• RECORDS SHOWN:
****************************************
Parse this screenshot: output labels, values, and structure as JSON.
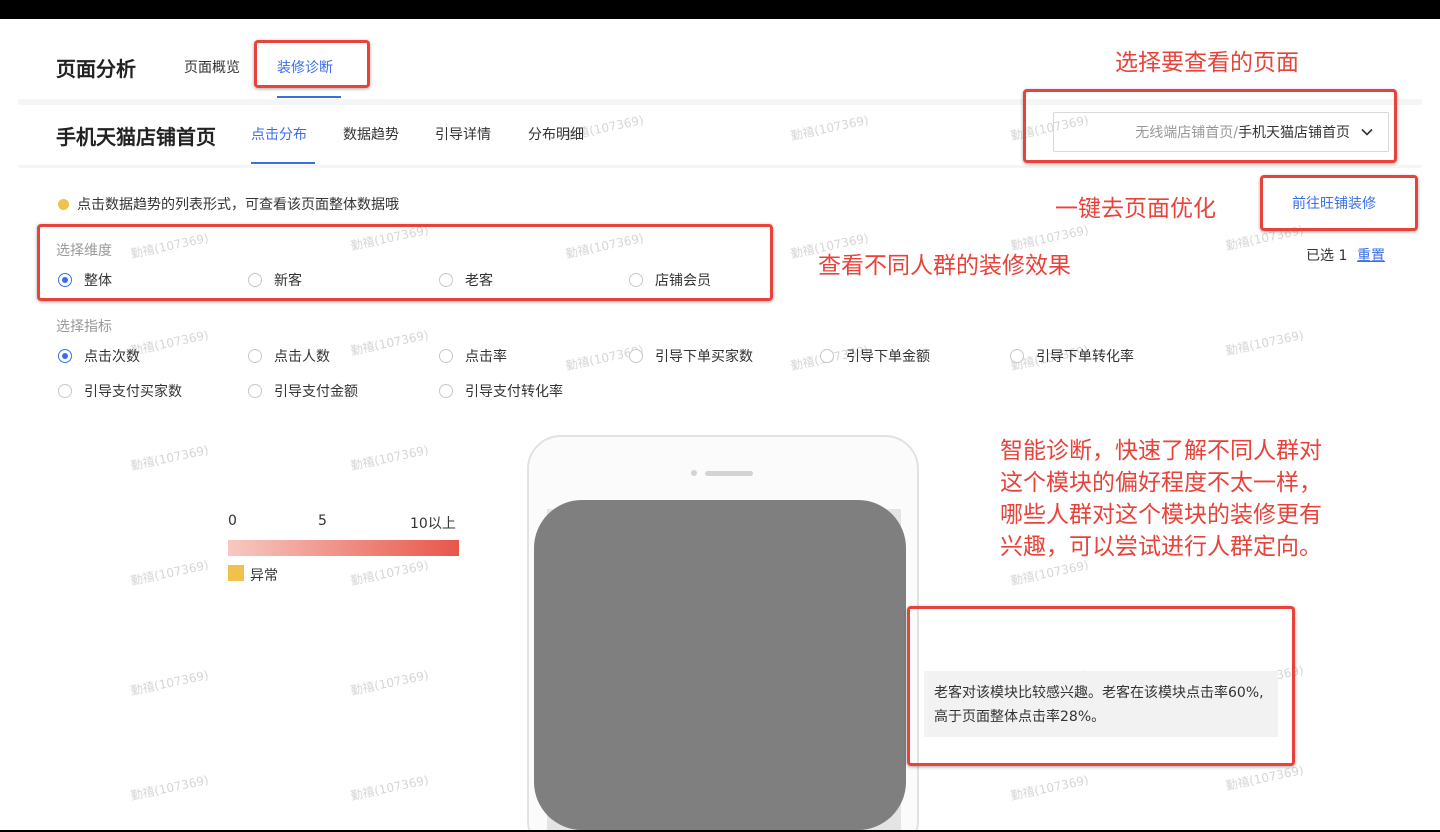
{
  "header": {
    "title": "页面分析",
    "tabs": [
      {
        "label": "页面概览"
      },
      {
        "label": "装修诊断"
      }
    ]
  },
  "subheader": {
    "page_name": "手机天猫店铺首页",
    "tabs": [
      {
        "label": "点击分布"
      },
      {
        "label": "数据趋势"
      },
      {
        "label": "引导详情"
      },
      {
        "label": "分布明细"
      }
    ],
    "page_select": {
      "prefix": "无线端店铺首页/",
      "value": "手机天猫店铺首页"
    }
  },
  "tip": {
    "text": "点击数据趋势的列表形式，可查看该页面整体数据哦"
  },
  "decorate_link": "前往旺铺装修",
  "selection": {
    "count_label": "已选 1",
    "reset_label": "重置"
  },
  "dimension": {
    "label": "选择维度",
    "options": [
      "整体",
      "新客",
      "老客",
      "店铺会员"
    ],
    "selected": "整体"
  },
  "metrics": {
    "label": "选择指标",
    "options": [
      "点击次数",
      "点击人数",
      "点击率",
      "引导下单买家数",
      "引导下单金额",
      "引导下单转化率",
      "引导支付买家数",
      "引导支付金额",
      "引导支付转化率"
    ],
    "selected": "点击次数"
  },
  "legend": {
    "ticks": [
      "0",
      "5",
      "10以上"
    ],
    "abnormal_label": "异常",
    "gradient_from": "#f6c9c0",
    "gradient_to": "#e8564a",
    "abnormal_color": "#f0c24b"
  },
  "insight": {
    "text": "老客对该模块比较感兴趣。老客在该模块点击率60%,高于页面整体点击率28%。"
  },
  "annotations": {
    "select_page": "选择要查看的页面",
    "optimize": "一键去页面优化",
    "crowd": "查看不同人群的装修效果",
    "smart": [
      "智能诊断，快速了解不同人群对",
      "这个模块的偏好程度不太一样，",
      "哪些人群对这个模块的装修更有",
      "兴趣，可以尝试进行人群定向。"
    ]
  },
  "watermark": "勤禧(107369)",
  "colors": {
    "accent": "#3a6ee8",
    "annotation_red": "#e8433a"
  }
}
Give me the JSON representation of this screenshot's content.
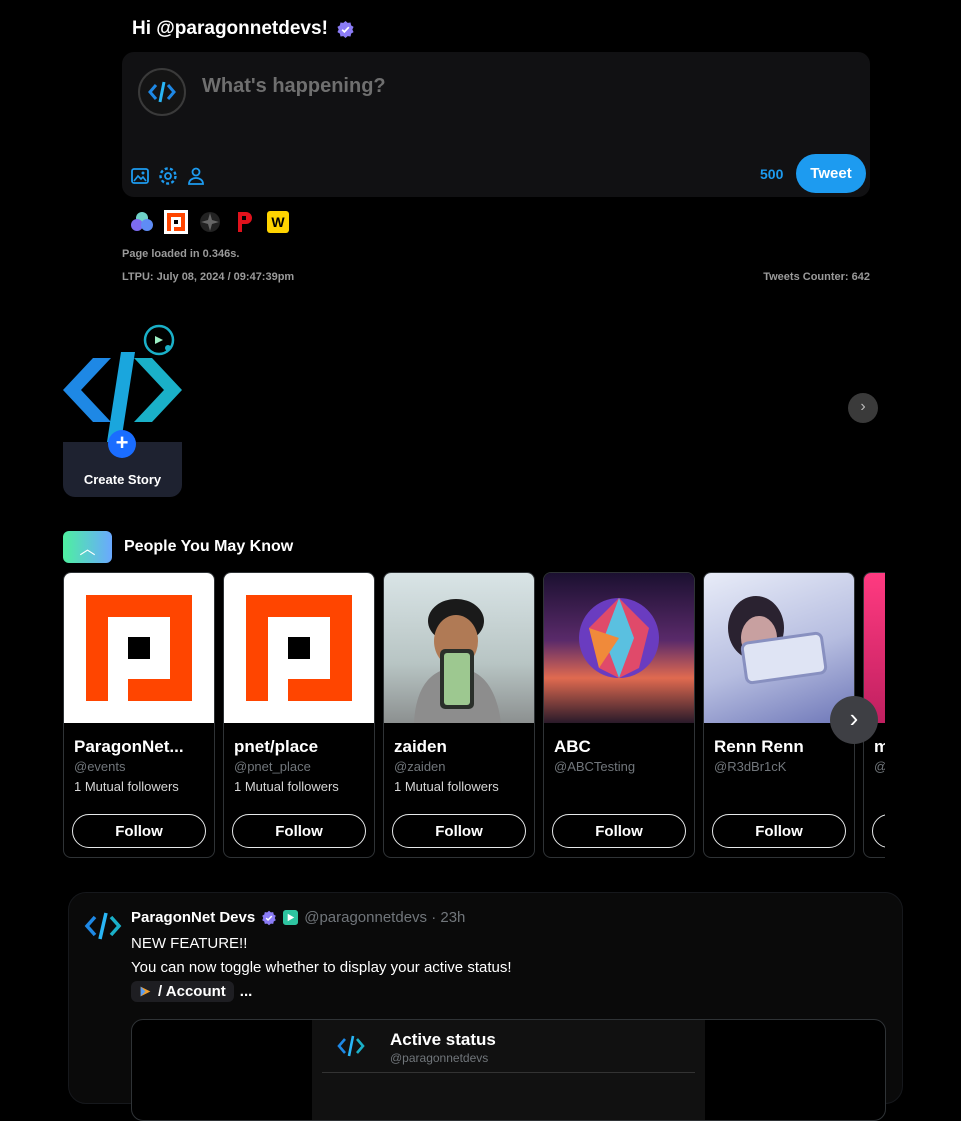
{
  "header": {
    "greeting": "Hi @paragonnetdevs!"
  },
  "composer": {
    "placeholder": "What's happening?",
    "char_count": "500",
    "tweet_label": "Tweet",
    "tools": [
      "image-icon",
      "gear-icon",
      "user-icon"
    ]
  },
  "apps": [
    "cluster-logo",
    "pnet-place-logo",
    "sparkle-logo",
    "p-red-logo",
    "w-yellow-logo"
  ],
  "meta": {
    "load_time": "Page loaded in 0.346s.",
    "ltpu": "LTPU: July 08, 2024 / 09:47:39pm",
    "tweets_counter": "Tweets Counter: 642"
  },
  "stories": {
    "create_label": "Create Story",
    "scroll_icon": "chevron-right-icon"
  },
  "pymk": {
    "title": "People You May Know",
    "people": [
      {
        "name": "ParagonNet...",
        "handle": "@events",
        "mutual": "1 Mutual followers",
        "follow": "Follow"
      },
      {
        "name": "pnet/place",
        "handle": "@pnet_place",
        "mutual": "1 Mutual followers",
        "follow": "Follow"
      },
      {
        "name": "zaiden",
        "handle": "@zaiden",
        "mutual": "1 Mutual followers",
        "follow": "Follow"
      },
      {
        "name": "ABC",
        "handle": "@ABCTesting",
        "mutual": "",
        "follow": "Follow"
      },
      {
        "name": "Renn Renn",
        "handle": "@R3dBr1cK",
        "mutual": "",
        "follow": "Follow"
      },
      {
        "name": "m",
        "handle": "@",
        "mutual": "",
        "follow": ""
      }
    ]
  },
  "post": {
    "author": "ParagonNet Devs",
    "handle_time": "@paragonnetdevs · 23h",
    "line1": "NEW FEATURE!!",
    "line2": "You can now toggle whether to display your active status!",
    "chip_text": "/ Account",
    "ellipsis": "...",
    "embed_title": "Active status",
    "embed_handle": "@paragonnetdevs"
  },
  "colors": {
    "accent": "#1d9bf0",
    "background": "#000000",
    "verified": "#8b7cf6"
  }
}
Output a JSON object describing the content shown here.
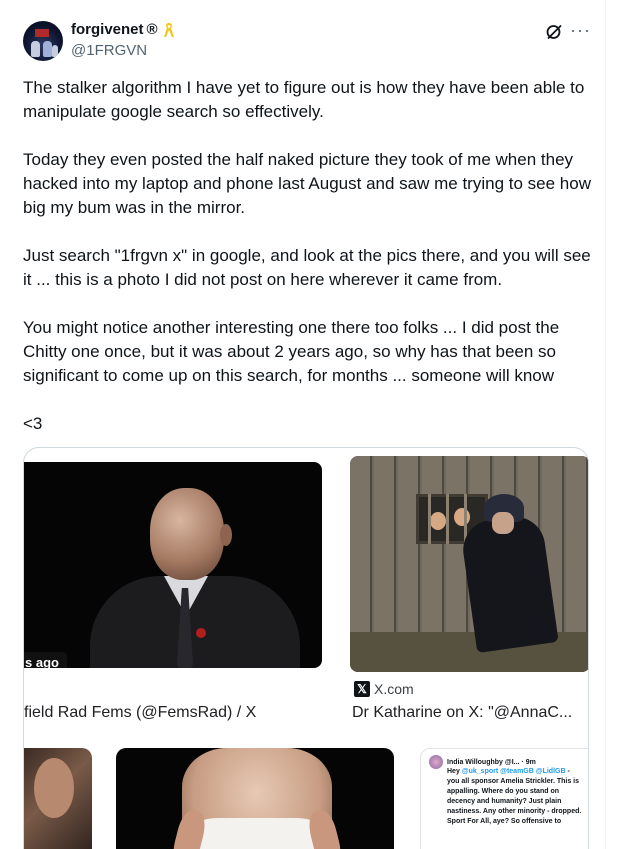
{
  "tweet": {
    "author": {
      "display_name": "forgivenet",
      "reg_mark": "®",
      "handle": "@1FRGVN",
      "badge_icon": "yellow-ribbon-icon"
    },
    "actions": {
      "grok_icon": "grok-icon",
      "more_label": "···"
    },
    "paragraphs": [
      "The stalker algorithm I have yet to figure out is how they have been able to manipulate google search so effectively.",
      "Today they even posted the half naked picture they took of me when they hacked into my laptop and phone last August and saw me trying to see how big my bum was in the mirror.",
      "Just search \"1frgvn x\" in google, and look at the pics there, and you will see it ... this is a photo I did not post on here wherever it came from.",
      "You might notice another interesting one there too folks ... I did post the Chitty one once, but it was about 2 years ago, so why has that been so significant to come up on this search, for months ... someone will know",
      "<3"
    ]
  },
  "media": {
    "results": [
      {
        "badge": "s ago",
        "title": "field Rad Fems (@FemsRad) / X"
      },
      {
        "source": "X.com",
        "title": "Dr Katharine on X: \"@AnnaC..."
      }
    ],
    "embedded_tweet": {
      "name": "India Willoughby @I... · 9m",
      "mention_prefix": "Hey",
      "mentions": "@uk_sport @teamGB @LidlGB",
      "body": " - you all sponsor Amelia Strickler. This is appalling. Where do you stand on decency and humanity? Just plain nastiness. Any other minority - dropped. Sport For All, aye? So offensive to"
    }
  },
  "colors": {
    "text": "#0f1419",
    "secondary": "#536471",
    "border": "#cfd9de",
    "link": "#1d9bf0",
    "ribbon": "#f5c518"
  }
}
****************************************
• WHAT YOU HAVE TO DO: Copy the data exactly. Any picture it contains is to be omitted.

• CORRECT RESULT:
Parse this screenshot: output labels, values, and structure as JSON.
{
  "header": {
    "title": "页面分析",
    "tabs": [
      {
        "label": "页面概览"
      },
      {
        "label": "装修诊断"
      }
    ]
  },
  "subheader": {
    "page_name": "手机天猫店铺首页",
    "tabs": [
      {
        "label": "点击分布"
      },
      {
        "label": "数据趋势"
      },
      {
        "label": "引导详情"
      },
      {
        "label": "分布明细"
      }
    ],
    "page_select": {
      "prefix": "无线端店铺首页/",
      "value": "手机天猫店铺首页"
    }
  },
  "tip": {
    "text": "点击数据趋势的列表形式，可查看该页面整体数据哦"
  },
  "decorate_link": "前往旺铺装修",
  "selection": {
    "count_label": "已选 1",
    "reset_label": "重置"
  },
  "dimension": {
    "label": "选择维度",
    "options": [
      "整体",
      "新客",
      "老客",
      "店铺会员"
    ],
    "selected": "整体"
  },
  "metrics": {
    "label": "选择指标",
    "options": [
      "点击次数",
      "点击人数",
      "点击率",
      "引导下单买家数",
      "引导下单金额",
      "引导下单转化率",
      "引导支付买家数",
      "引导支付金额",
      "引导支付转化率"
    ],
    "selected": "点击次数"
  },
  "legend": {
    "ticks": [
      "0",
      "5",
      "10以上"
    ],
    "abnormal_label": "异常",
    "gradient_from": "#f6c9c0",
    "gradient_to": "#e8564a",
    "abnormal_color": "#f0c24b"
  },
  "insight": {
    "text": "老客对该模块比较感兴趣。老客在该模块点击率60%,高于页面整体点击率28%。"
  },
  "annotations": {
    "select_page": "选择要查看的页面",
    "optimize": "一键去页面优化",
    "crowd": "查看不同人群的装修效果",
    "smart": [
      "智能诊断，快速了解不同人群对",
      "这个模块的偏好程度不太一样，",
      "哪些人群对这个模块的装修更有",
      "兴趣，可以尝试进行人群定向。"
    ]
  },
  "watermark": "勤禧(107369)",
  "colors": {
    "accent": "#3a6ee8",
    "annotation_red": "#e8433a"
  }
}
Give me the JSON representation of this screenshot's content.
{
  "header": {
    "greeting": "Hi @paragonnetdevs!"
  },
  "composer": {
    "placeholder": "What's happening?",
    "char_count": "500",
    "tweet_label": "Tweet",
    "tools": [
      "image-icon",
      "gear-icon",
      "user-icon"
    ]
  },
  "apps": [
    "cluster-logo",
    "pnet-place-logo",
    "sparkle-logo",
    "p-red-logo",
    "w-yellow-logo"
  ],
  "meta": {
    "load_time": "Page loaded in 0.346s.",
    "ltpu": "LTPU: July 08, 2024 / 09:47:39pm",
    "tweets_counter": "Tweets Counter: 642"
  },
  "stories": {
    "create_label": "Create Story",
    "scroll_icon": "chevron-right-icon"
  },
  "pymk": {
    "title": "People You May Know",
    "people": [
      {
        "name": "ParagonNet...",
        "handle": "@events",
        "mutual": "1 Mutual followers",
        "follow": "Follow"
      },
      {
        "name": "pnet/place",
        "handle": "@pnet_place",
        "mutual": "1 Mutual followers",
        "follow": "Follow"
      },
      {
        "name": "zaiden",
        "handle": "@zaiden",
        "mutual": "1 Mutual followers",
        "follow": "Follow"
      },
      {
        "name": "ABC",
        "handle": "@ABCTesting",
        "mutual": "",
        "follow": "Follow"
      },
      {
        "name": "Renn Renn",
        "handle": "@R3dBr1cK",
        "mutual": "",
        "follow": "Follow"
      },
      {
        "name": "m",
        "handle": "@",
        "mutual": "",
        "follow": ""
      }
    ]
  },
  "post": {
    "author": "ParagonNet Devs",
    "handle_time": "@paragonnetdevs · 23h",
    "line1": "NEW FEATURE!!",
    "line2": "You can now toggle whether to display your active status!",
    "chip_text": "/ Account",
    "ellipsis": "...",
    "embed_title": "Active status",
    "embed_handle": "@paragonnetdevs"
  },
  "colors": {
    "accent": "#1d9bf0",
    "background": "#000000",
    "verified": "#8b7cf6"
  }
}
Output a JSON object describing the content shown here.
{
  "tweet": {
    "author": {
      "display_name": "forgivenet",
      "reg_mark": "®",
      "handle": "@1FRGVN",
      "badge_icon": "yellow-ribbon-icon"
    },
    "actions": {
      "grok_icon": "grok-icon",
      "more_label": "···"
    },
    "paragraphs": [
      "The stalker algorithm I have yet to figure out is how they have been able to manipulate google search so effectively.",
      "Today they even posted the half naked picture they took of me when they hacked into my laptop and phone last August and saw me trying to see how big my bum was in the mirror.",
      "Just search \"1frgvn x\" in google, and look at the pics there, and you will see it ... this is a photo I did not post on here wherever it came from.",
      "You might notice another interesting one there too folks ... I did post the Chitty one once, but it was about 2 years ago, so why has that been so significant to come up on this search, for months ... someone will know",
      "<3"
    ]
  },
  "media": {
    "results": [
      {
        "badge": "s ago",
        "title": "field Rad Fems (@FemsRad) / X"
      },
      {
        "source": "X.com",
        "title": "Dr Katharine on X: \"@AnnaC..."
      }
    ],
    "embedded_tweet": {
      "name": "India Willoughby @I... · 9m",
      "mention_prefix": "Hey",
      "mentions": "@uk_sport @teamGB @LidlGB",
      "body": " - you all sponsor Amelia Strickler. This is appalling. Where do you stand on decency and humanity? Just plain nastiness. Any other minority - dropped. Sport For All, aye? So offensive to"
    }
  },
  "colors": {
    "text": "#0f1419",
    "secondary": "#536471",
    "border": "#cfd9de",
    "link": "#1d9bf0",
    "ribbon": "#f5c518"
  }
}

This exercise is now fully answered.